All production is done in the Coralville store with deliveries to the Iowa City store beginning at 6:30 a.m. for the 7 o’clock opening. A total of five deliveries are made to the Iowa City location daily.
Decorators start at 7 a.m. with a second shift coming on at noon and working until 8 p.m. The staff fulfills about 30 special order cakes per week in addition to the cakes in the display cases. With New Pioneer’s commitment to natural ingredients, decorators make almost all the food colorings used to tint icing.
“We’ve worked to get a nice palette of natural colors,” says Miriam Alarcon- Avila, head decorator. “On a very rare occasion, we’ll use artificial colors to meet a customer request.”
New Pioneer’s four decorators, led by Alarcon-Avila, are known for producing artistic, unique designs. “Miriam has fantastic creative abilities, and we offer really unique items that no one else in town does, like handpainted chocolate images, such as drawing American Gothic on cakes,” Albright says. He is no slouch in decorating ability, either. While he admits that he had never baked a cake before taking over the new pastry department 13 years ago, he has a master’s degree in art, which easily translated to decorated cakes.
The bakehouse also creates about 25 wedding cakes a year, not a huge segment of its business, but the amount of attention they generate makes them an invaluable word-of-mouth marketing tool. “Pretty much every time we do a wedding cake, three or four people come in and mention it. It’s a great tool to drive sales of regular products,” Albright says.
New Pioneer does participate in traditional forms of marketing, such as television or newspaper ads, but much of the focus is on non-traditional programs. In one instance, New Pioneer auctioned off a seven-course dinner for two, which was made in the winner’s home. The bakehouse staff also recently participated in a sand castle building contest in Iowa City.
With both bread and pastry sharing only 1,000 sq. ft. of production space, Albright and Jason Peters, bakehouse manager, are beginning to cross-train the production staff. Currently, only about a quarter of the 20 employees can work with both bread and pastry items. “We want everyone to work both in bread and pastry a bit to get a basic skill level and knowledge of both. It will give us better versatility,” Albright says.
New hires are assigned to observe a current employee for a few days, and then they begin prepping pans and measuring dry ingredients before they move on to finishing product. New Pioneer finds itself in the lucky position of not having to train new hires that often. Only two of the 20 production employees have been with the bakery for less than two years, and more than half have been with the bakehouse for more than five years.

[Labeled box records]
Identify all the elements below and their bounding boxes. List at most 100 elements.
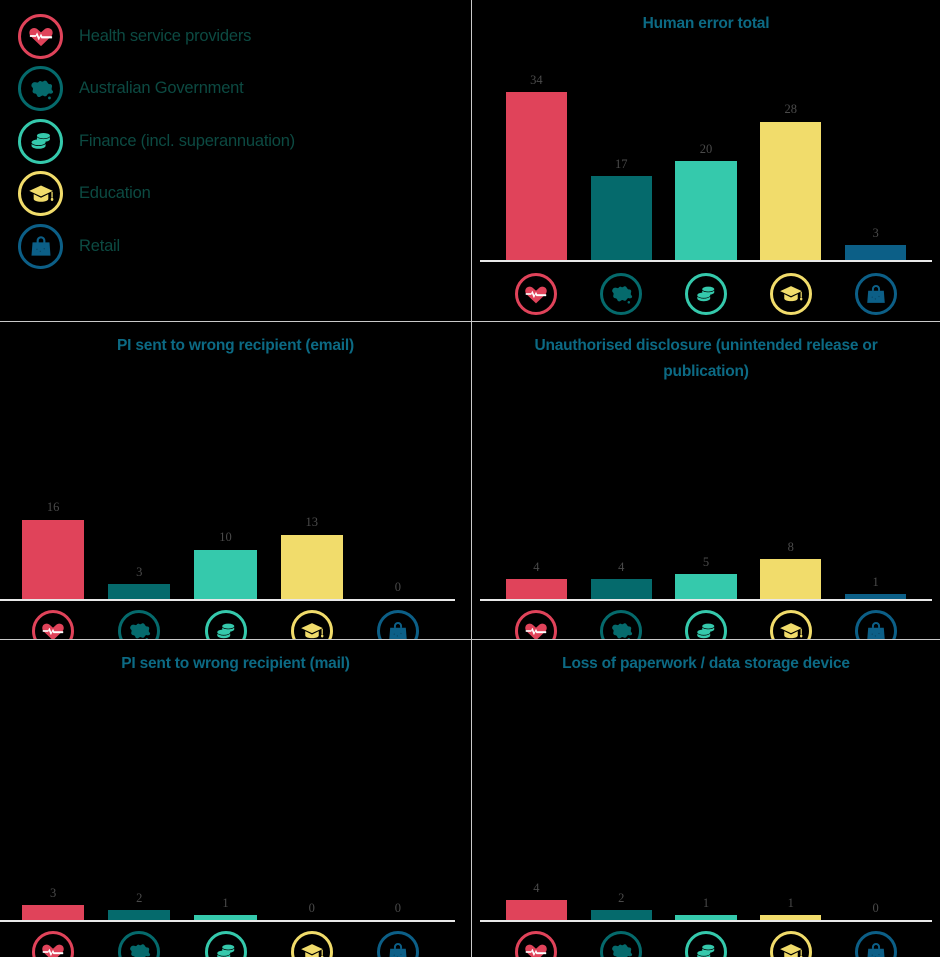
coins-icon[interactable] (684, 931, 727, 957)
bar-group: 2 (96, 692, 182, 920)
x-axis-icon-row (494, 273, 918, 315)
bar-value-label: 3 (49, 885, 57, 900)
heartbeat-icon[interactable] (32, 610, 75, 639)
x-axis-line (480, 920, 932, 922)
legend-item-label: Health service providers (79, 26, 252, 45)
bar-value-label: 0 (394, 579, 402, 594)
bar[interactable] (845, 245, 907, 260)
bar-value-label: 16 (46, 500, 60, 515)
bar-group: 4 (494, 692, 579, 920)
x-axis-tick (269, 610, 355, 639)
x-axis-tick (579, 273, 664, 315)
x-axis-tick (10, 931, 96, 957)
x-axis-tick (96, 931, 182, 957)
graduation-cap-icon[interactable] (769, 610, 812, 639)
bar-group: 4 (579, 374, 664, 599)
legend-item-education[interactable]: Education (18, 168, 471, 221)
x-axis-tick (664, 931, 749, 957)
bar-group: 0 (355, 374, 441, 599)
heartbeat-icon[interactable] (515, 273, 558, 315)
bar-group: 16 (10, 374, 96, 599)
legend-item-government[interactable]: Australian Government (18, 63, 471, 116)
bar[interactable] (505, 900, 567, 920)
bar[interactable] (760, 121, 822, 260)
x-axis-tick (748, 610, 833, 639)
australia-map-icon (18, 66, 63, 112)
shopping-bag-icon[interactable] (854, 931, 897, 957)
x-axis-line (0, 920, 455, 922)
coins-icon[interactable] (684, 273, 727, 315)
x-axis-tick (833, 273, 918, 315)
shopping-bag-icon (18, 223, 63, 269)
bar-group: 3 (96, 374, 182, 599)
bar-value-label: 0 (394, 900, 402, 915)
bar-value-label: 5 (702, 554, 710, 569)
heartbeat-icon[interactable] (32, 931, 75, 957)
australia-map-icon[interactable] (600, 273, 643, 315)
plot-area: 4 2 1 1 0 (472, 692, 940, 957)
bar[interactable] (194, 549, 257, 599)
chart-title: Human error total (642, 15, 770, 32)
x-axis-tick (355, 931, 441, 957)
bar-value-label: 28 (784, 102, 798, 117)
bar[interactable] (590, 910, 652, 920)
heartbeat-icon[interactable] (515, 610, 558, 639)
x-axis-icon-row (494, 610, 918, 639)
chart-panel-pi-wrong-recipient-mail: PI sent to wrong recipient (mail) 3 2 1 0 0 (0, 639, 471, 957)
shopping-bag-icon[interactable] (854, 610, 897, 639)
bar[interactable] (505, 579, 567, 599)
legend-item-health[interactable]: Health service providers (18, 10, 471, 63)
coins-icon[interactable] (204, 931, 247, 957)
bar[interactable] (675, 574, 737, 599)
australia-map-icon[interactable] (118, 610, 161, 639)
bar-group: 1 (664, 692, 749, 920)
coins-icon[interactable] (204, 610, 247, 639)
bar[interactable] (108, 910, 171, 920)
bar[interactable] (280, 534, 343, 599)
x-axis-tick (748, 273, 833, 315)
x-axis-tick (579, 931, 664, 957)
bar-value-label: 1 (222, 895, 229, 910)
x-axis-tick (664, 610, 749, 639)
graduation-cap-icon[interactable] (769, 931, 812, 957)
graduation-cap-icon[interactable] (290, 610, 333, 639)
x-axis-tick (10, 610, 96, 639)
bar[interactable] (22, 519, 85, 599)
coins-icon[interactable] (684, 610, 727, 639)
shopping-bag-icon[interactable] (376, 610, 419, 639)
x-axis-tick (269, 931, 355, 957)
bar-value-label: 0 (872, 900, 879, 915)
bar-value-label: 3 (872, 225, 879, 240)
chart-panel-human-error-total: Human error total 34 17 20 28 3 (471, 0, 940, 321)
chart-panel-pi-wrong-recipient-email: PI sent to wrong recipient (email) 16 3 10… (0, 321, 471, 639)
legend-item-finance[interactable]: Finance (incl. superannuation) (18, 115, 471, 168)
graduation-cap-icon[interactable] (769, 273, 812, 315)
bar[interactable] (760, 559, 822, 599)
australia-map-icon[interactable] (600, 610, 643, 639)
bar-group: 17 (579, 55, 664, 260)
graduation-cap-icon[interactable] (290, 931, 333, 957)
category-legend: Health service providers Australian Gover… (0, 0, 471, 273)
bar-group: 20 (664, 55, 749, 260)
shopping-bag-icon[interactable] (376, 931, 419, 957)
bar[interactable] (590, 176, 652, 260)
legend-item-retail[interactable]: Retail (18, 220, 471, 273)
bar[interactable] (22, 905, 85, 920)
bar[interactable] (505, 92, 567, 260)
bar-group: 5 (664, 374, 749, 599)
bar-value-label: 2 (136, 890, 143, 905)
shopping-bag-icon[interactable] (854, 273, 897, 315)
bar-group: 3 (10, 692, 96, 920)
x-axis-icon-row (494, 931, 918, 957)
bar[interactable] (675, 161, 737, 260)
bar[interactable] (108, 584, 171, 599)
bar-value-label: 2 (618, 890, 625, 905)
plot-area: 16 3 10 13 0 (0, 374, 471, 639)
australia-map-icon[interactable] (600, 931, 643, 957)
x-axis-tick (494, 931, 579, 957)
heartbeat-icon[interactable] (515, 931, 558, 957)
legend-item-label: Finance (incl. superannuation) (79, 131, 295, 150)
australia-map-icon[interactable] (118, 931, 161, 957)
bar[interactable] (590, 579, 652, 599)
bar-value-label: 8 (787, 539, 794, 554)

#### Tasks
a – From the New Pioneer bakehouse text, retype the passage that begins with the words "New Pioneer does" and stops after "in Iowa City.".
b – According to the New Pioneer bakehouse text, roughly how many special order cakes does the staff fill each week?

#### Responses for each task
a –
New Pioneer does participate in traditional forms of marketing, such as television or newspaper ads, but much of the focus is on non-traditional programs. In one instance, New Pioneer auctioned off a seven-course dinner for two, which was made in the winner’s home. The bakehouse staff also recently participated in a sand castle building contest in Iowa City.

b – About 30 special order cakes per week.